_STORED DATA_
▬▬▬

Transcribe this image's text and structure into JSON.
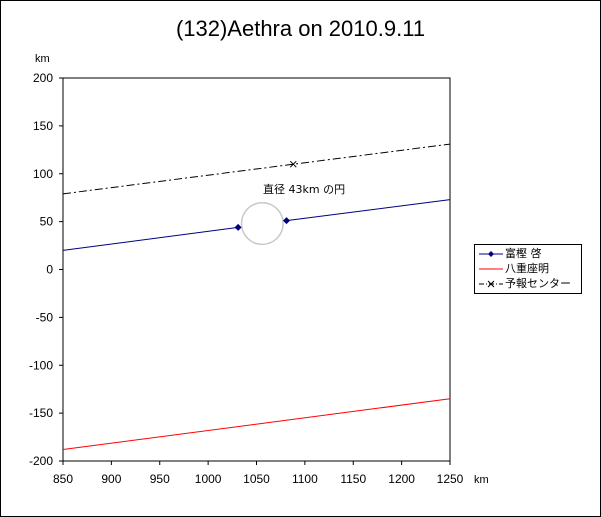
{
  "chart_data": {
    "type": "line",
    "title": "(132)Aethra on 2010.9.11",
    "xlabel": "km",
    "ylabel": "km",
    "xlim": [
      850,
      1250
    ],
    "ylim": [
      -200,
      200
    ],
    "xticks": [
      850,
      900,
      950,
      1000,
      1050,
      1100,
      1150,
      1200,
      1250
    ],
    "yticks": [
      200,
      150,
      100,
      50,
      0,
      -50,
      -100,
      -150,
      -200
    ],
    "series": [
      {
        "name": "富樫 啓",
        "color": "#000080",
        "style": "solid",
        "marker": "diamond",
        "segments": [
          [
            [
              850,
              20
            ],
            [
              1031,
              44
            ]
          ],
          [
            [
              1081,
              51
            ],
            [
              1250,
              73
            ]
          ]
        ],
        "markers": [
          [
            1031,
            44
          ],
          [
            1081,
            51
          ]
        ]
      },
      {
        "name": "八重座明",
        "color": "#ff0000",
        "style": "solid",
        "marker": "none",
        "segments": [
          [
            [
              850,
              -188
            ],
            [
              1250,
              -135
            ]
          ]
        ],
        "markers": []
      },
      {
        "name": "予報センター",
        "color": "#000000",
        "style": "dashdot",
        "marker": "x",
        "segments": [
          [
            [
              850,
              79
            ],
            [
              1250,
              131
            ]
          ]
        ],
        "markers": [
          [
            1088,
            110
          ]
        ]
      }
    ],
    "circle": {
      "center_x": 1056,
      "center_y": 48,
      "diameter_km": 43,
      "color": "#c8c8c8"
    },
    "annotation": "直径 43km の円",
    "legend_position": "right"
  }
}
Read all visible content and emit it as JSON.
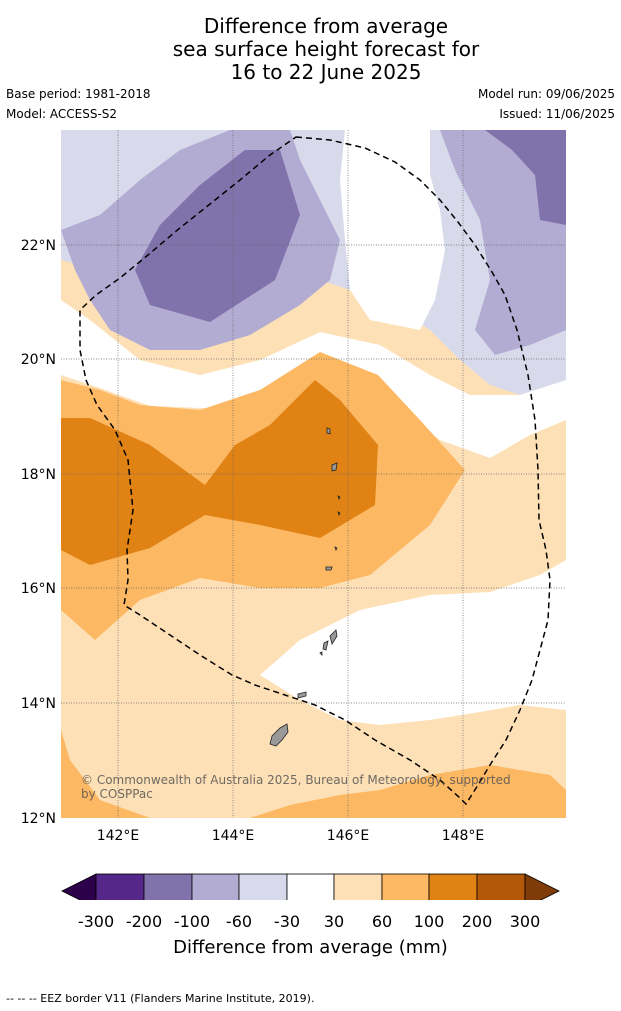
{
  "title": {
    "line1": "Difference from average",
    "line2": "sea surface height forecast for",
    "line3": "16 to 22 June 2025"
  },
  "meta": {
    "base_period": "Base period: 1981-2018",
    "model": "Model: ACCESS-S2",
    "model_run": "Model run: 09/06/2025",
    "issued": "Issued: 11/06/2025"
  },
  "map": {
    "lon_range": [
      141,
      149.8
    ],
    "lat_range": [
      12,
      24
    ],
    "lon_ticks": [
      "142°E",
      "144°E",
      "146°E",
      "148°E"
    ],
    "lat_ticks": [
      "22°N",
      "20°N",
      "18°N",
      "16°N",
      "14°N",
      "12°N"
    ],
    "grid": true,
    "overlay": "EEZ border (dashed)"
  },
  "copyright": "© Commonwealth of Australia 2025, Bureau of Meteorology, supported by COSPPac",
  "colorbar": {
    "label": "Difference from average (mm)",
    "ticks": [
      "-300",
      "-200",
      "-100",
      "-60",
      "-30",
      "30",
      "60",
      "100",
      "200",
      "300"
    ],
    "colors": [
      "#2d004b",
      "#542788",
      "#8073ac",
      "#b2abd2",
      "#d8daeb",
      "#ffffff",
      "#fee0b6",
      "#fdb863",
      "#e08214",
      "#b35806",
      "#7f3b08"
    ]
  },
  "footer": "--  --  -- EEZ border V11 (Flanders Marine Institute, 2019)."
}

▬▬▬

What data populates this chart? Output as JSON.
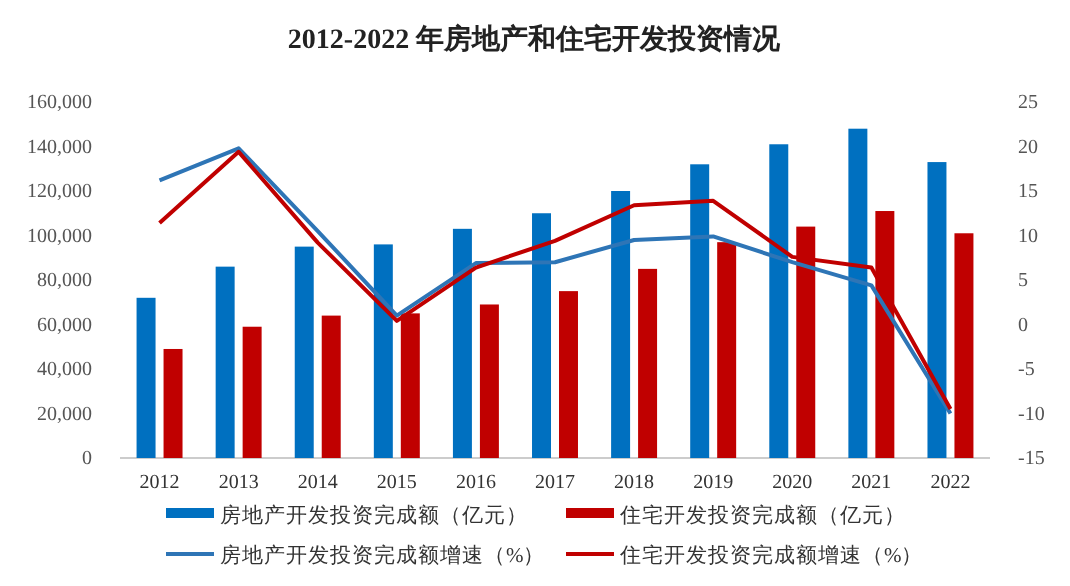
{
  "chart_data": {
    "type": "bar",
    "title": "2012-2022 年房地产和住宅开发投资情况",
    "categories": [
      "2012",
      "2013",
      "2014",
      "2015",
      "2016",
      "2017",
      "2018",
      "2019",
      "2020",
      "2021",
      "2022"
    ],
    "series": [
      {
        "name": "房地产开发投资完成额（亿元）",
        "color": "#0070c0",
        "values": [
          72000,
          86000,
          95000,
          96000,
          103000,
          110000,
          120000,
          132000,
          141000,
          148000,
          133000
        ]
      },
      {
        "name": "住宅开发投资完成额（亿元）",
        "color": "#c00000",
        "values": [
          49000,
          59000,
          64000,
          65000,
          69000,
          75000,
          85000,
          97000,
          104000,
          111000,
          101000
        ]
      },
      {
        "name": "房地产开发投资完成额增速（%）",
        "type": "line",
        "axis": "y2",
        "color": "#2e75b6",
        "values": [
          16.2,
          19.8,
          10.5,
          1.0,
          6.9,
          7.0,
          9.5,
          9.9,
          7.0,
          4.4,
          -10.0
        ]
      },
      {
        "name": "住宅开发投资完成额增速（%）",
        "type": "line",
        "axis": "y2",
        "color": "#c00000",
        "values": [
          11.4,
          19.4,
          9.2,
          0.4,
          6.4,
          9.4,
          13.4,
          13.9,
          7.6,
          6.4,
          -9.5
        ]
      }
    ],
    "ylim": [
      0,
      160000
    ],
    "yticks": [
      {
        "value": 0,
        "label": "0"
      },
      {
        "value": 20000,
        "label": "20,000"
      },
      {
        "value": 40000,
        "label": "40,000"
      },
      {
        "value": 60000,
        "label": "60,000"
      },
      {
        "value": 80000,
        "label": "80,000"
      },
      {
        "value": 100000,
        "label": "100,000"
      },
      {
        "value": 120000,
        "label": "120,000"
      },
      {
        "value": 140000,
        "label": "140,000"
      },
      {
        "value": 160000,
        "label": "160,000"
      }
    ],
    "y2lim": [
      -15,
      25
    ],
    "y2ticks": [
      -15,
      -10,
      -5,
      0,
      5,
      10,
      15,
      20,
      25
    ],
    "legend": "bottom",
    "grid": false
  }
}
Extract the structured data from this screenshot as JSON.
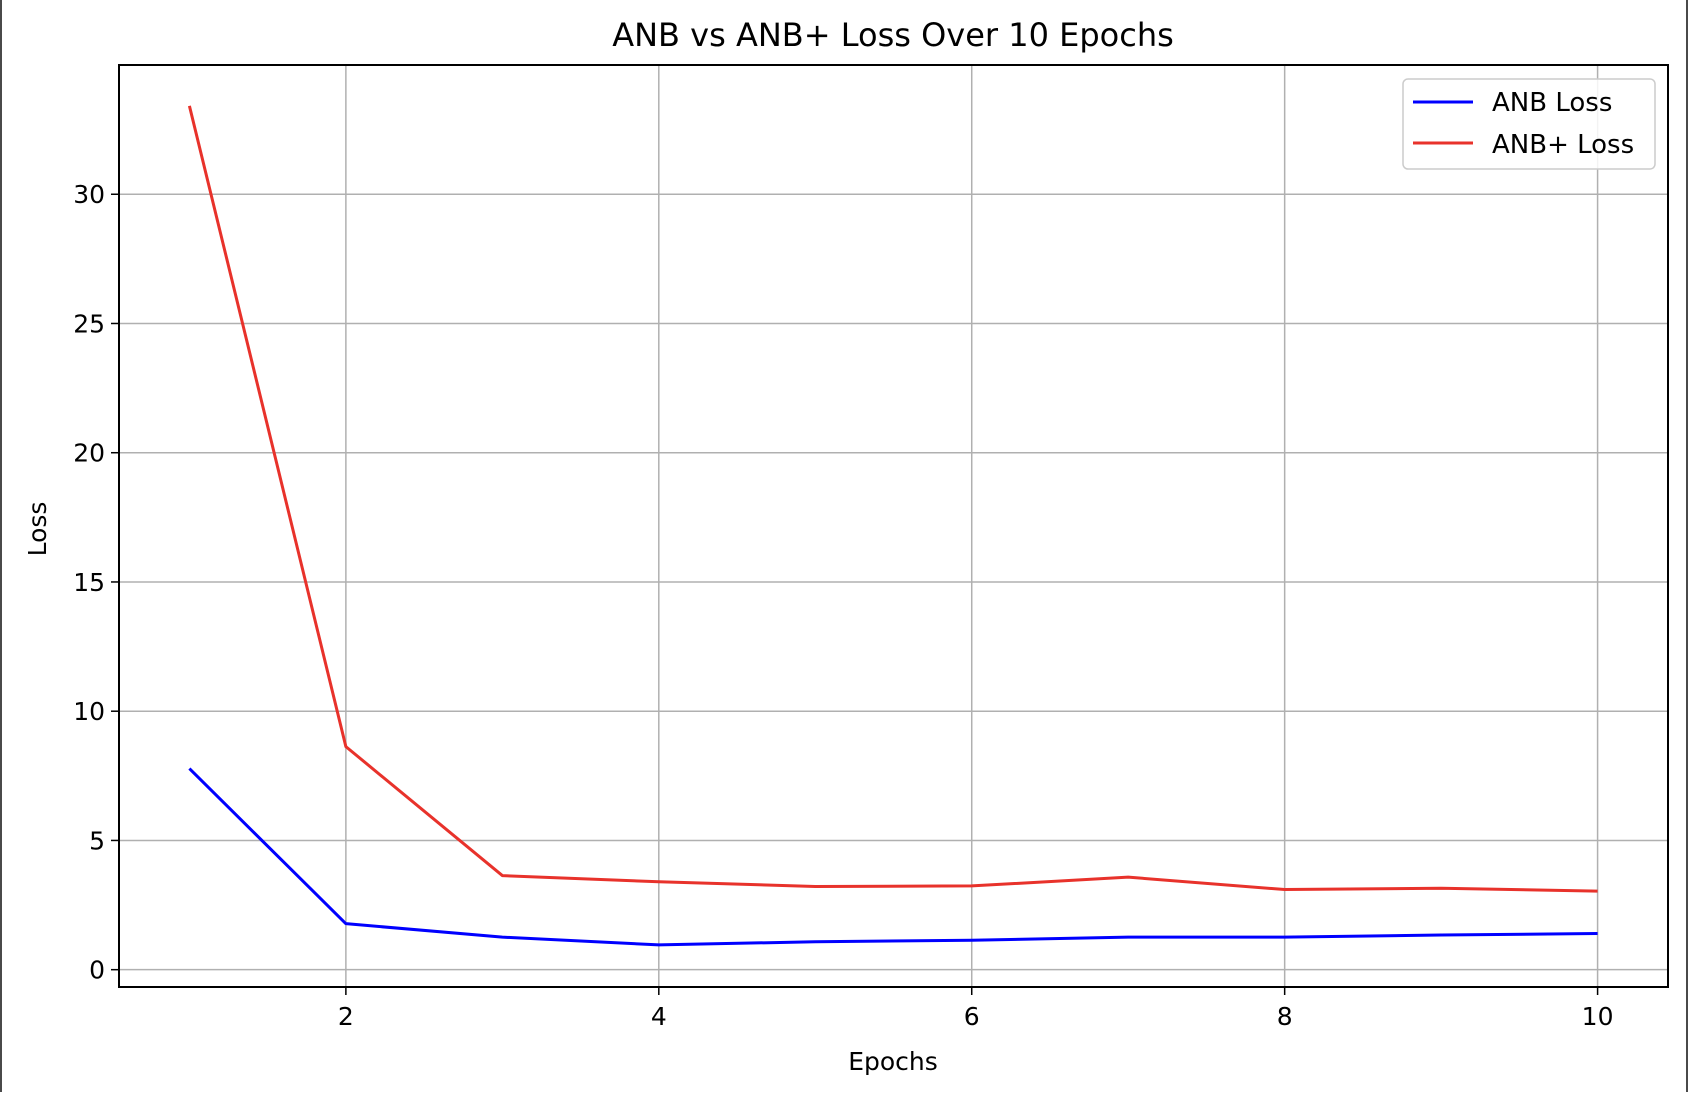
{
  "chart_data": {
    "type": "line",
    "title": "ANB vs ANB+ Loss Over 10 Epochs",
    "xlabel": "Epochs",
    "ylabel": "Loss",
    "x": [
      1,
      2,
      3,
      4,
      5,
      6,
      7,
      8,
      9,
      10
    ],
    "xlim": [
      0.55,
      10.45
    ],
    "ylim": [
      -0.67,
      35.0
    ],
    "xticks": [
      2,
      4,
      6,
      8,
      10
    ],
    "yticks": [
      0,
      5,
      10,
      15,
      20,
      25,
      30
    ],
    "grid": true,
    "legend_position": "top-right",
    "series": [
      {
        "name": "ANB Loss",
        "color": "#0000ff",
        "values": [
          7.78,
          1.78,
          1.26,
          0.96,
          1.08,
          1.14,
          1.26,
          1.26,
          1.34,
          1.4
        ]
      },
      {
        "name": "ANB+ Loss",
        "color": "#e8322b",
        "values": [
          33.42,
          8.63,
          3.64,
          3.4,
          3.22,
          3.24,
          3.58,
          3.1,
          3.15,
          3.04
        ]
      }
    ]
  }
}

▬▬▬

_WRITTEN PROBLEM_
From the records above, pick out and copy each line holding the word "border".

_ANSWER TO THE EXERCISE_
    "overlay": "EEZ border (dashed)"
  "footer": "--  --  -- EEZ border V11 (Flanders Marine Institute, 2019)."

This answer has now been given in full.